* start *

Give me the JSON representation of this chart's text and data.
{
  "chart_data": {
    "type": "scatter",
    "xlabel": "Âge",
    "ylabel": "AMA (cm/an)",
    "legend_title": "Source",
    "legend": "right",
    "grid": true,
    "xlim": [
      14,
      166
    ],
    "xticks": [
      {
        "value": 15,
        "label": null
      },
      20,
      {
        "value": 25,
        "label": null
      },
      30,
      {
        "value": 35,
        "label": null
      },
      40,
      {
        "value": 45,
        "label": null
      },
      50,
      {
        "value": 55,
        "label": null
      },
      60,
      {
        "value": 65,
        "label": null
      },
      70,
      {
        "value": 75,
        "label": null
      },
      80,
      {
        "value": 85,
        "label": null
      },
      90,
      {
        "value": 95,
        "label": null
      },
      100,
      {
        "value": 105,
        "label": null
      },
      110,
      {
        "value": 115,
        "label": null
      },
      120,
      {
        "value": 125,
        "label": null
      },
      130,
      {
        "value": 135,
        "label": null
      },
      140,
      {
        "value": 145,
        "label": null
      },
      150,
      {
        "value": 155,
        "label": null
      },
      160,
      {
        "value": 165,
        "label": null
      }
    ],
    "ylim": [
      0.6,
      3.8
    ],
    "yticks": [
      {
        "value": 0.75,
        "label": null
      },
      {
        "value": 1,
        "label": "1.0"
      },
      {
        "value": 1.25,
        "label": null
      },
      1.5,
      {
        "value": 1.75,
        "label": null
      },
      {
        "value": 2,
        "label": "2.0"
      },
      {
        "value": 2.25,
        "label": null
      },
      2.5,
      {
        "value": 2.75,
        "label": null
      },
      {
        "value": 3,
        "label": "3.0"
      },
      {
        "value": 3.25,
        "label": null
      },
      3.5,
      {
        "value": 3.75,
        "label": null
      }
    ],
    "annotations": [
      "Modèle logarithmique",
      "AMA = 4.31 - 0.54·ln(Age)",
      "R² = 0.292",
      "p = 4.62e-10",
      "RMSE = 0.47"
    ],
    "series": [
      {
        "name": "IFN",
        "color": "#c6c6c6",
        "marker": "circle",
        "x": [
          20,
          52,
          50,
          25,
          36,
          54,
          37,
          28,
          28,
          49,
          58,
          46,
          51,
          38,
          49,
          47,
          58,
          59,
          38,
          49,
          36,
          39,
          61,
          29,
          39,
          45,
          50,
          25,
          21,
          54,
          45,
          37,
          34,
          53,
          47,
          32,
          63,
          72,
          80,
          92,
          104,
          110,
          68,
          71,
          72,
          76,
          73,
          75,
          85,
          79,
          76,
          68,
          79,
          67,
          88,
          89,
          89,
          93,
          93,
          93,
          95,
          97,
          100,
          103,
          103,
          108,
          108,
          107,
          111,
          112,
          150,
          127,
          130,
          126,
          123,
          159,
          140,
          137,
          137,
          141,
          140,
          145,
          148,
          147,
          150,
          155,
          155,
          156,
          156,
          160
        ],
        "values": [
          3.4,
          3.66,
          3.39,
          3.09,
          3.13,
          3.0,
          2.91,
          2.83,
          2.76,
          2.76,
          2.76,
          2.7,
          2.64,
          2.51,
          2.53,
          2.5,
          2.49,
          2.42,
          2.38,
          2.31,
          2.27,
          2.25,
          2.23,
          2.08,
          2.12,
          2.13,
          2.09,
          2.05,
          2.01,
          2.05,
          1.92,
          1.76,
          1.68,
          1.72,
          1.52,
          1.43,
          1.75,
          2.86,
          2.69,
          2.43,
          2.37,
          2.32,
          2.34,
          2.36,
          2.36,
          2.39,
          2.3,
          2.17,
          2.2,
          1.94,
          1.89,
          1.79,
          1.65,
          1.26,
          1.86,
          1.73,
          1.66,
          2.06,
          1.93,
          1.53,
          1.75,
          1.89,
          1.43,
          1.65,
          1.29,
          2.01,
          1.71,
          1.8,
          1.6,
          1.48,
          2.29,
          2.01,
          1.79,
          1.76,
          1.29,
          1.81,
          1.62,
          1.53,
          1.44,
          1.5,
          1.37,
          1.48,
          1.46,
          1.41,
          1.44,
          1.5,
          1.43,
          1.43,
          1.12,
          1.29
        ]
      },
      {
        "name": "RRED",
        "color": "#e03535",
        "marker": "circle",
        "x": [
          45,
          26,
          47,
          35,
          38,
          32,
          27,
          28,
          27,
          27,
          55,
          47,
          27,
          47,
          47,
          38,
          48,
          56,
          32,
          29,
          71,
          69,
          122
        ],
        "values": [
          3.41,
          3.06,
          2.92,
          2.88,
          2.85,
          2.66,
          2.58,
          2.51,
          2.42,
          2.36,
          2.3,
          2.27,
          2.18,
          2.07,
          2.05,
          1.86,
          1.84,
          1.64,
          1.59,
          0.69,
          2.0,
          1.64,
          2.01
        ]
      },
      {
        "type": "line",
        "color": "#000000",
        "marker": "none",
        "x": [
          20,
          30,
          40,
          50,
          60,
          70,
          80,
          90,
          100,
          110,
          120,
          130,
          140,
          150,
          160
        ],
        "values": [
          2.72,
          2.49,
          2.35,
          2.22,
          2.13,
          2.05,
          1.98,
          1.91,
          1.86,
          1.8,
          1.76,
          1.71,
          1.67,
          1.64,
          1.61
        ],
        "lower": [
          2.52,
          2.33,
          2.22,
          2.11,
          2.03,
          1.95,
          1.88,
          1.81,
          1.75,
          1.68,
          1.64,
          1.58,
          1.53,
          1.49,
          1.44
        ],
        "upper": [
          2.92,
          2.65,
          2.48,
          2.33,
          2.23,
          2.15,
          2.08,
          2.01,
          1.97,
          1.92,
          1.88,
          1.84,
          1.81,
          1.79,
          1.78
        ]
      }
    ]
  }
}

* end *

Quote every record above exactly.

## Reply to the exercise:
Give me the JSON representation of this chart's text and data.
{
  "chart_data": {
    "type": "scatter",
    "xlabel": "Âge",
    "ylabel": "AMA (cm/an)",
    "legend_title": "Source",
    "legend": "right",
    "grid": true,
    "xlim": [
      14,
      166
    ],
    "xticks": [
      {
        "value": 15,
        "label": null
      },
      20,
      {
        "value": 25,
        "label": null
      },
      30,
      {
        "value": 35,
        "label": null
      },
      40,
      {
        "value": 45,
        "label": null
      },
      50,
      {
        "value": 55,
        "label": null
      },
      60,
      {
        "value": 65,
        "label": null
      },
      70,
      {
        "value": 75,
        "label": null
      },
      80,
      {
        "value": 85,
        "label": null
      },
      90,
      {
        "value": 95,
        "label": null
      },
      100,
      {
        "value": 105,
        "label": null
      },
      110,
      {
        "value": 115,
        "label": null
      },
      120,
      {
        "value": 125,
        "label": null
      },
      130,
      {
        "value": 135,
        "label": null
      },
      140,
      {
        "value": 145,
        "label": null
      },
      150,
      {
        "value": 155,
        "label": null
      },
      160,
      {
        "value": 165,
        "label": null
      }
    ],
    "ylim": [
      0.6,
      3.8
    ],
    "yticks": [
      {
        "value": 0.75,
        "label": null
      },
      {
        "value": 1,
        "label": "1.0"
      },
      {
        "value": 1.25,
        "label": null
      },
      1.5,
      {
        "value": 1.75,
        "label": null
      },
      {
        "value": 2,
        "label": "2.0"
      },
      {
        "value": 2.25,
        "label": null
      },
      2.5,
      {
        "value": 2.75,
        "label": null
      },
      {
        "value": 3,
        "label": "3.0"
      },
      {
        "value": 3.25,
        "label": null
      },
      3.5,
      {
        "value": 3.75,
        "label": null
      }
    ],
    "annotations": [
      "Modèle logarithmique",
      "AMA = 4.31 - 0.54·ln(Age)",
      "R² = 0.292",
      "p = 4.62e-10",
      "RMSE = 0.47"
    ],
    "series": [
      {
        "name": "IFN",
        "color": "#c6c6c6",
        "marker": "circle",
        "x": [
          20,
          52,
          50,
          25,
          36,
          54,
          37,
          28,
          28,
          49,
          58,
          46,
          51,
          38,
          49,
          47,
          58,
          59,
          38,
          49,
          36,
          39,
          61,
          29,
          39,
          45,
          50,
          25,
          21,
          54,
          45,
          37,
          34,
          53,
          47,
          32,
          63,
          72,
          80,
          92,
          104,
          110,
          68,
          71,
          72,
          76,
          73,
          75,
          85,
          79,
          76,
          68,
          79,
          67,
          88,
          89,
          89,
          93,
          93,
          93,
          95,
          97,
          100,
          103,
          103,
          108,
          108,
          107,
          111,
          112,
          150,
          127,
          130,
          126,
          123,
          159,
          140,
          137,
          137,
          141,
          140,
          145,
          148,
          147,
          150,
          155,
          155,
          156,
          156,
          160
        ],
        "values": [
          3.4,
          3.66,
          3.39,
          3.09,
          3.13,
          3.0,
          2.91,
          2.83,
          2.76,
          2.76,
          2.76,
          2.7,
          2.64,
          2.51,
          2.53,
          2.5,
          2.49,
          2.42,
          2.38,
          2.31,
          2.27,
          2.25,
          2.23,
          2.08,
          2.12,
          2.13,
          2.09,
          2.05,
          2.01,
          2.05,
          1.92,
          1.76,
          1.68,
          1.72,
          1.52,
          1.43,
          1.75,
          2.86,
          2.69,
          2.43,
          2.37,
          2.32,
          2.34,
          2.36,
          2.36,
          2.39,
          2.3,
          2.17,
          2.2,
          1.94,
          1.89,
          1.79,
          1.65,
          1.26,
          1.86,
          1.73,
          1.66,
          2.06,
          1.93,
          1.53,
          1.75,
          1.89,
          1.43,
          1.65,
          1.29,
          2.01,
          1.71,
          1.8,
          1.6,
          1.48,
          2.29,
          2.01,
          1.79,
          1.76,
          1.29,
          1.81,
          1.62,
          1.53,
          1.44,
          1.5,
          1.37,
          1.48,
          1.46,
          1.41,
          1.44,
          1.5,
          1.43,
          1.43,
          1.12,
          1.29
        ]
      },
      {
        "name": "RRED",
        "color": "#e03535",
        "marker": "circle",
        "x": [
          45,
          26,
          47,
          35,
          38,
          32,
          27,
          28,
          27,
          27,
          55,
          47,
          27,
          47,
          47,
          38,
          48,
          56,
          32,
          29,
          71,
          69,
          122
        ],
        "values": [
          3.41,
          3.06,
          2.92,
          2.88,
          2.85,
          2.66,
          2.58,
          2.51,
          2.42,
          2.36,
          2.3,
          2.27,
          2.18,
          2.07,
          2.05,
          1.86,
          1.84,
          1.64,
          1.59,
          0.69,
          2.0,
          1.64,
          2.01
        ]
      },
      {
        "type": "line",
        "color": "#000000",
        "marker": "none",
        "x": [
          20,
          30,
          40,
          50,
          60,
          70,
          80,
          90,
          100,
          110,
          120,
          130,
          140,
          150,
          160
        ],
        "values": [
          2.72,
          2.49,
          2.35,
          2.22,
          2.13,
          2.05,
          1.98,
          1.91,
          1.86,
          1.8,
          1.76,
          1.71,
          1.67,
          1.64,
          1.61
        ],
        "lower": [
          2.52,
          2.33,
          2.22,
          2.11,
          2.03,
          1.95,
          1.88,
          1.81,
          1.75,
          1.68,
          1.64,
          1.58,
          1.53,
          1.49,
          1.44
        ],
        "upper": [
          2.92,
          2.65,
          2.48,
          2.33,
          2.23,
          2.15,
          2.08,
          2.01,
          1.97,
          1.92,
          1.88,
          1.84,
          1.81,
          1.79,
          1.78
        ]
      }
    ]
  }
}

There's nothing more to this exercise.